What is being asked:
Turn the lines of the entries into a Markdown table with the columns "Row" and "Entry line," from the very first line through the line with "stat-all-time-comments-value: 0 —". Number each row and leave out blank lines.

(Layout dataset entries)
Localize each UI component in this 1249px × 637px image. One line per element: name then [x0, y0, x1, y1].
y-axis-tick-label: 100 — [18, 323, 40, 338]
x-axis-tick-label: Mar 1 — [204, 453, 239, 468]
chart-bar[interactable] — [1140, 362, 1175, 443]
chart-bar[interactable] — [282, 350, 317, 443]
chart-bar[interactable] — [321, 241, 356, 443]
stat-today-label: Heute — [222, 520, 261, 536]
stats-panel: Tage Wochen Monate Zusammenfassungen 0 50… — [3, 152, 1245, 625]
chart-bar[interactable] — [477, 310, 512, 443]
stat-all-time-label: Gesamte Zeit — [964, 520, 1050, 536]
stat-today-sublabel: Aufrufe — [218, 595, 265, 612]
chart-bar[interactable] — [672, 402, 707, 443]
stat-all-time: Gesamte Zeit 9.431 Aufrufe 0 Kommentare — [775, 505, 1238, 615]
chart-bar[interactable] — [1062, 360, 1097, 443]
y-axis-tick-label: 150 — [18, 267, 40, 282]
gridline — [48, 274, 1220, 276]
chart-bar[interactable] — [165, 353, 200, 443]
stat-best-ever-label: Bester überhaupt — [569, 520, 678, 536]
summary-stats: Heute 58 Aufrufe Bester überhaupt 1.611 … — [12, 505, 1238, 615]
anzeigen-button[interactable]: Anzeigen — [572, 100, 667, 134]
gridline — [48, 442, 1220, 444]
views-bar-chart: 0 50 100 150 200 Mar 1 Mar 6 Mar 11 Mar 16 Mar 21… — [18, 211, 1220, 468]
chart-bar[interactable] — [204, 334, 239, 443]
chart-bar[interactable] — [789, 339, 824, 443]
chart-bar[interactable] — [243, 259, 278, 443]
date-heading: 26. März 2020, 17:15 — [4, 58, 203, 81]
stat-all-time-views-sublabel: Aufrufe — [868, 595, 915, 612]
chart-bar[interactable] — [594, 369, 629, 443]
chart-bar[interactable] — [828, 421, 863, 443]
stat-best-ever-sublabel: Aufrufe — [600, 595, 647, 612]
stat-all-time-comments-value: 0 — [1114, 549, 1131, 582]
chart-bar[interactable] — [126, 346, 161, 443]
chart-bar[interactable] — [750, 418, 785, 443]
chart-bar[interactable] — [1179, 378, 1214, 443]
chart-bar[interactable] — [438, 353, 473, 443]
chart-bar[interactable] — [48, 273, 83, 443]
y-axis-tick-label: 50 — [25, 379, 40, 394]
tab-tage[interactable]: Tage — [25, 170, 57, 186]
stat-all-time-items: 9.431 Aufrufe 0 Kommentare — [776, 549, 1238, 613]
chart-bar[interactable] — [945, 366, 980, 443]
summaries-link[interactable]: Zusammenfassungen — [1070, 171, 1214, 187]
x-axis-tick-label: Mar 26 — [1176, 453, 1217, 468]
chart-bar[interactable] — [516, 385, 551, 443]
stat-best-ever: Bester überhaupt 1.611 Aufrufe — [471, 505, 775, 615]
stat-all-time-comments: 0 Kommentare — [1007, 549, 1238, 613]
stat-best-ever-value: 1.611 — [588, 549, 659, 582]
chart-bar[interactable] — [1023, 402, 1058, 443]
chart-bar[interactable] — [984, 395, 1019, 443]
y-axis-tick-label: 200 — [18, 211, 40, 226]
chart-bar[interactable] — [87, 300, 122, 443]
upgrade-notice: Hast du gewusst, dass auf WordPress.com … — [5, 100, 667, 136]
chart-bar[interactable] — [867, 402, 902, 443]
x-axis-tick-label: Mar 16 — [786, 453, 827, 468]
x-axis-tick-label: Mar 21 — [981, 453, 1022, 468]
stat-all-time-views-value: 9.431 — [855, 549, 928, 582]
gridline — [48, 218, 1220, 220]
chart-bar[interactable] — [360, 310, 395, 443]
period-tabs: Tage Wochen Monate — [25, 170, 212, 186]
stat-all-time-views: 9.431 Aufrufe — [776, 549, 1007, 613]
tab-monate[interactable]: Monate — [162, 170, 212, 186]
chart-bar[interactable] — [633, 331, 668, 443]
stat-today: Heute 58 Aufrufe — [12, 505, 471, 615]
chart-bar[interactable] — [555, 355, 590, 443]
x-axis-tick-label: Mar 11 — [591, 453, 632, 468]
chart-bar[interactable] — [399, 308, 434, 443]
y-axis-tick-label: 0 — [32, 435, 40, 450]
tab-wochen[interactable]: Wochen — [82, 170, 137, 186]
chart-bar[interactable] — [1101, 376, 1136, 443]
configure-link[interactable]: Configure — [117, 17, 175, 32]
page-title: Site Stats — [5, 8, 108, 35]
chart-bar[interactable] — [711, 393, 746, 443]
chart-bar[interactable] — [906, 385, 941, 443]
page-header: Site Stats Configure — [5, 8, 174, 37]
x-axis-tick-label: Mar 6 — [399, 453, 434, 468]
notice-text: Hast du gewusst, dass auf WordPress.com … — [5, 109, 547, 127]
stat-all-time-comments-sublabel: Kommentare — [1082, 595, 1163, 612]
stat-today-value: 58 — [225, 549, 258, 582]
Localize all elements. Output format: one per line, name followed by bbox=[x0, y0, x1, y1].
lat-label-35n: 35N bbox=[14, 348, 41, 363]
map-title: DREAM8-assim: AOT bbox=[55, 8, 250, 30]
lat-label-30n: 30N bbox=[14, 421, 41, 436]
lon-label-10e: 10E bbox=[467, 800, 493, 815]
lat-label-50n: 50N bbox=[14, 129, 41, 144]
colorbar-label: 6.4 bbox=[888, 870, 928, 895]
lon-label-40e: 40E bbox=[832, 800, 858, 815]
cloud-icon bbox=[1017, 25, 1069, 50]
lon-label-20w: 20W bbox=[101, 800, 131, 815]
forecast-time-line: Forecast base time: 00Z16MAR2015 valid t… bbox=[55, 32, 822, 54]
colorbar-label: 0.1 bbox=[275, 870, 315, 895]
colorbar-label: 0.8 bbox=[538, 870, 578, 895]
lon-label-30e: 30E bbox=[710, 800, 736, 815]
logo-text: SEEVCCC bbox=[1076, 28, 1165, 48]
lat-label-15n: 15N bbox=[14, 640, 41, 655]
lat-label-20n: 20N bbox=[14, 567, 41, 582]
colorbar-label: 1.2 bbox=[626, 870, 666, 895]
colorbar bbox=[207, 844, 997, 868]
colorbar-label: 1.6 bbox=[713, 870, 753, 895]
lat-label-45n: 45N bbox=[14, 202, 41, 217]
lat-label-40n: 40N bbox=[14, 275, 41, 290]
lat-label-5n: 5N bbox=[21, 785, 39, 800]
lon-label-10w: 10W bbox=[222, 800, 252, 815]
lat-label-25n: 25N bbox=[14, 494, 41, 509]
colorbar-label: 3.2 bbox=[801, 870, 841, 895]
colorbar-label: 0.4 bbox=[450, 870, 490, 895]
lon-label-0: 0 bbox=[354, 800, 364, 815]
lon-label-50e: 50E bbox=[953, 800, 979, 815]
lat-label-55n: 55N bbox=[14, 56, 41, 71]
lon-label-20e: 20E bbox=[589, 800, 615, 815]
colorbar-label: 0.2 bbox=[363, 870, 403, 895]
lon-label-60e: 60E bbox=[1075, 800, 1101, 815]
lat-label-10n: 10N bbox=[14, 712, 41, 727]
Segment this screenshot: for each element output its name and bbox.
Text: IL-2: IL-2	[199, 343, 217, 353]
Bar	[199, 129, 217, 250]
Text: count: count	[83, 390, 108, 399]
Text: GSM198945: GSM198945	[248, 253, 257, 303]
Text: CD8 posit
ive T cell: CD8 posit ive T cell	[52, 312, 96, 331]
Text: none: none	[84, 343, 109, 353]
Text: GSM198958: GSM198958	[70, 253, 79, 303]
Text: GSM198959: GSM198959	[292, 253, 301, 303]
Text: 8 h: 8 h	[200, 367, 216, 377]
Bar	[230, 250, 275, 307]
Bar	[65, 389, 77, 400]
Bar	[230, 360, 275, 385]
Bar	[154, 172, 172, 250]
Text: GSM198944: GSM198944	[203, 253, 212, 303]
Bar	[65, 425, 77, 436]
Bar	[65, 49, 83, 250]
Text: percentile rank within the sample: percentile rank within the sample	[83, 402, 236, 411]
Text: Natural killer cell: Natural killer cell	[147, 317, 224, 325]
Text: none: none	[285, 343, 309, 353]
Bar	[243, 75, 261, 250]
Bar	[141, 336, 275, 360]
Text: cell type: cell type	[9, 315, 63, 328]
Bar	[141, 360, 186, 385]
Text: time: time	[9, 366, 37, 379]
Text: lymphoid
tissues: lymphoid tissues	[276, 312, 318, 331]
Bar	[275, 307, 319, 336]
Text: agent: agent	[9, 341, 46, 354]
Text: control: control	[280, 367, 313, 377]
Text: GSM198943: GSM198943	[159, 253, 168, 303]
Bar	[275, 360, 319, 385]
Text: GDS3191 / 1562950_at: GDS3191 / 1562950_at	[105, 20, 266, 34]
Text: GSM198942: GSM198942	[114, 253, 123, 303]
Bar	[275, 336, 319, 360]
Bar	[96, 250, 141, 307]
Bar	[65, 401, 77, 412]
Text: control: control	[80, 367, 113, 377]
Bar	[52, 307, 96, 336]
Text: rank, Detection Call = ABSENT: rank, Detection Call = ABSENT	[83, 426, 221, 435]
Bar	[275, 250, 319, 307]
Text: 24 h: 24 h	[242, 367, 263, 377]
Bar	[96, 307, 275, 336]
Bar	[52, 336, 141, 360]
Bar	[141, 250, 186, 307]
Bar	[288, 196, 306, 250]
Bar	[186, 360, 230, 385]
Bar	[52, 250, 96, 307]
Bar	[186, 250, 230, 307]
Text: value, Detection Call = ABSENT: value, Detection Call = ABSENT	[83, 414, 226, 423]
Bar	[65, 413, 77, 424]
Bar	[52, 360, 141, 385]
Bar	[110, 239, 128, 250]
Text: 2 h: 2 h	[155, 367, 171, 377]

The result:
| Row | Entry line |
|---|---|
| 1 | Localize each UI component in this 1249px × 637px image. One line per element: name then [x0, y0, x1, y1]. |
| 2 | y-axis-tick-label: 100 — [18, 323, 40, 338] |
| 3 | x-axis-tick-label: Mar 1 — [204, 453, 239, 468] |
| 4 | chart-bar[interactable] — [1140, 362, 1175, 443] |
| 5 | chart-bar[interactable] — [282, 350, 317, 443] |
| 6 | chart-bar[interactable] — [321, 241, 356, 443] |
| 7 | stat-today-label: Heute — [222, 520, 261, 536] |
| 8 | stats-panel: Tage Wochen Monate Zusammenfassungen 0 50… — [3, 152, 1245, 625] |
| 9 | chart-bar[interactable] — [477, 310, 512, 443] |
| 10 | stat-all-time-label: Gesamte Zeit — [964, 520, 1050, 536] |
| 11 | stat-today-sublabel: Aufrufe — [218, 595, 265, 612] |
| 12 | chart-bar[interactable] — [672, 402, 707, 443] |
| 13 | stat-all-time: Gesamte Zeit 9.431 Aufrufe 0 Kommentare — [775, 505, 1238, 615] |
| 14 | chart-bar[interactable] — [1062, 360, 1097, 443] |
| 15 | y-axis-tick-label: 150 — [18, 267, 40, 282] |
| 16 | gridline — [48, 274, 1220, 276] |
| 17 | chart-bar[interactable] — [165, 353, 200, 443] |
| 18 | stat-best-ever-label: Bester überhaupt — [569, 520, 678, 536] |
| 19 | summary-stats: Heute 58 Aufrufe Bester überhaupt 1.611 … — [12, 505, 1238, 615] |
| 20 | anzeigen-button[interactable]: Anzeigen — [572, 100, 667, 134] |
| 21 | gridline — [48, 442, 1220, 444] |
| 22 | views-bar-chart: 0 50 100 150 200 Mar 1 Mar 6 Mar 11 Mar 16 Mar 21… — [18, 211, 1220, 468] |
| 23 | chart-bar[interactable] — [204, 334, 239, 443] |
| 24 | chart-bar[interactable] — [789, 339, 824, 443] |
| 25 | chart-bar[interactable] — [243, 259, 278, 443] |
| 26 | date-heading: 26. März 2020, 17:15 — [4, 58, 203, 81] |
| 27 | stat-all-time-views-sublabel: Aufrufe — [868, 595, 915, 612] |
| 28 | chart-bar[interactable] — [594, 369, 629, 443] |
| 29 | chart-bar[interactable] — [828, 421, 863, 443] |
| 30 | stat-best-ever-sublabel: Aufrufe — [600, 595, 647, 612] |
| 31 | stat-all-time-comments-value: 0 — [1114, 549, 1131, 582] |